[WHAT THE TASK ASKS] Treat the line containing "Give me a plain-text" as the first line and the final line of the material below as the last; reproduce that range exactly.

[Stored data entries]
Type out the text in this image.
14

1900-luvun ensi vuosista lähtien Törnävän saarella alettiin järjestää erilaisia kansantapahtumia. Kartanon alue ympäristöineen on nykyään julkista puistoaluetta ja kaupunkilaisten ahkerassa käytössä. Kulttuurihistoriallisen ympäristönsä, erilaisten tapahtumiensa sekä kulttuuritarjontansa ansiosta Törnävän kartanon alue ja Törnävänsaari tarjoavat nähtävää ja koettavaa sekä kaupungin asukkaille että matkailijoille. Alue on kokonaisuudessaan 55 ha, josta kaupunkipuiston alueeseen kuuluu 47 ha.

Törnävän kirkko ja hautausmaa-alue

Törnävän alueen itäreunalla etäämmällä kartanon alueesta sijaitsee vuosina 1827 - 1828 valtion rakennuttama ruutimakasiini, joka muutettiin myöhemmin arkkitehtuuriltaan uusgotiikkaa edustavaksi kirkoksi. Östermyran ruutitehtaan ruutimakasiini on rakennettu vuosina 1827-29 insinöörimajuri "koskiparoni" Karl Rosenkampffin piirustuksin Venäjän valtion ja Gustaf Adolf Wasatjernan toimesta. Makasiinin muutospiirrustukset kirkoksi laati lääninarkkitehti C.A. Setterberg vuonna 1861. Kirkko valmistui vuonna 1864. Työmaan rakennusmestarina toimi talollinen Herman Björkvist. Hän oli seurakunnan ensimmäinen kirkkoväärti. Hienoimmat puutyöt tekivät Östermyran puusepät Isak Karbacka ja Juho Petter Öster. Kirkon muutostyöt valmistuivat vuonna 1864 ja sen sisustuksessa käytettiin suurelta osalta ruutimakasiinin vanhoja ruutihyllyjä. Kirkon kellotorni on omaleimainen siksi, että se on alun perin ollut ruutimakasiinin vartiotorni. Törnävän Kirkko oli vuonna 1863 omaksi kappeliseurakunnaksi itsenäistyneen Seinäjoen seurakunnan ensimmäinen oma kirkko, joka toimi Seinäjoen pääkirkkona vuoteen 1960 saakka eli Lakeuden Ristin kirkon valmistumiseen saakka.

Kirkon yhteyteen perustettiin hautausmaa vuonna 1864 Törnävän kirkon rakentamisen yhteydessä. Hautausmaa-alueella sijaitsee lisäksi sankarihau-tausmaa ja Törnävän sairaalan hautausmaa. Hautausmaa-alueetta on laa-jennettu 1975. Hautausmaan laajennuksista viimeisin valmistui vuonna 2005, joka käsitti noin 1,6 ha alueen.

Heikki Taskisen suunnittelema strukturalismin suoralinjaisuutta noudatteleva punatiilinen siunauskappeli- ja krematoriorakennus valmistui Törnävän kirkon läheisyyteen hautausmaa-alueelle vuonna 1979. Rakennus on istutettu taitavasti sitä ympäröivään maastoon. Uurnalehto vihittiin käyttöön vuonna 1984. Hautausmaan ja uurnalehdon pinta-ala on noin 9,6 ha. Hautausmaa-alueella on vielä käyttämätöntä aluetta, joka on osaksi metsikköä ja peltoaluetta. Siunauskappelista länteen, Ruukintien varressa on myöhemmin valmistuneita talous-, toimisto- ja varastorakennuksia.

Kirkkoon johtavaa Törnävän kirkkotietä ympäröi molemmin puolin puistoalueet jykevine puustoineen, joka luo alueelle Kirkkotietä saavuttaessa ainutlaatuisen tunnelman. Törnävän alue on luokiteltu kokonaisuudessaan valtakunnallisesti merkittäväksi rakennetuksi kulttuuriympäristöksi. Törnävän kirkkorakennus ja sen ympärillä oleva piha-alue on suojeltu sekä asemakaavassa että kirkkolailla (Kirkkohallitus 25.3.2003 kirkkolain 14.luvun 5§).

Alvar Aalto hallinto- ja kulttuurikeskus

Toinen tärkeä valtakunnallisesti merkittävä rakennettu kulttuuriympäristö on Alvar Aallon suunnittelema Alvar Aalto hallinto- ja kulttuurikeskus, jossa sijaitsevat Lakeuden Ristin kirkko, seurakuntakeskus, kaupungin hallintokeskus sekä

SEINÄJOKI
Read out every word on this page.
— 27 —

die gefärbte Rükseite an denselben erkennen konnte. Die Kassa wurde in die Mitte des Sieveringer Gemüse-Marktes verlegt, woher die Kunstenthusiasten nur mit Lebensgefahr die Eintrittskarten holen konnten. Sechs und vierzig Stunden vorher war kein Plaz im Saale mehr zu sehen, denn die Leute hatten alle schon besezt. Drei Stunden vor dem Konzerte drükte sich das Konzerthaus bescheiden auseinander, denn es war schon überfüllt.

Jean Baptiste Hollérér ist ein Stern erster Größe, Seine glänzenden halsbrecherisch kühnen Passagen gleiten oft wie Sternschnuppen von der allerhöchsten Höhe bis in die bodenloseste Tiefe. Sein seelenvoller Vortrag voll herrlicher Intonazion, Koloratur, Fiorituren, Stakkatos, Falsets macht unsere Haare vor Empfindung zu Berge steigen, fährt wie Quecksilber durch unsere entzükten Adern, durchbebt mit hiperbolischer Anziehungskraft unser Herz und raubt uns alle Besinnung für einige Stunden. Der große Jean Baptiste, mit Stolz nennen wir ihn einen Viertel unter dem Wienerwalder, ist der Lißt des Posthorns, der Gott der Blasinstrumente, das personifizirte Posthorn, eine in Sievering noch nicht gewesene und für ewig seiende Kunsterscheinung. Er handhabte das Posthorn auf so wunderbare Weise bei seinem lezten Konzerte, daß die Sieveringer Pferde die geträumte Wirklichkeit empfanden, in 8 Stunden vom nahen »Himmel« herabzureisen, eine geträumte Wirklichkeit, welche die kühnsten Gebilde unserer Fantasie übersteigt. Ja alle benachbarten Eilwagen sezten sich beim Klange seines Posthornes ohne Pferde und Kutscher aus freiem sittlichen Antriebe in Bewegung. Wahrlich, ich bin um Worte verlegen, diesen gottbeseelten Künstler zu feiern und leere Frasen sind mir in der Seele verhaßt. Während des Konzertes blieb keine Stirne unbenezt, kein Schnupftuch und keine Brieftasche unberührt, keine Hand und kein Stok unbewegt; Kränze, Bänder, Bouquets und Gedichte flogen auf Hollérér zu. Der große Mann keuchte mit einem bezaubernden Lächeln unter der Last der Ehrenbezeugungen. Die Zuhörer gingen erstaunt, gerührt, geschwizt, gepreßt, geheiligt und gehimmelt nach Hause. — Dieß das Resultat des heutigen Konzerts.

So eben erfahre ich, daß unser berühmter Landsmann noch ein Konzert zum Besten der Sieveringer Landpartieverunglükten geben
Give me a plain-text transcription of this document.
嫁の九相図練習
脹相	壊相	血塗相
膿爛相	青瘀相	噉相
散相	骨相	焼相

[OUTPUT FOR THIS EXERCISE]
Give me a plain-text transcription of this document.
嫁の九相図練習
脹相	壊相	血塗相
膿爛相	青瘀相	噉相
散相	骨相	焼相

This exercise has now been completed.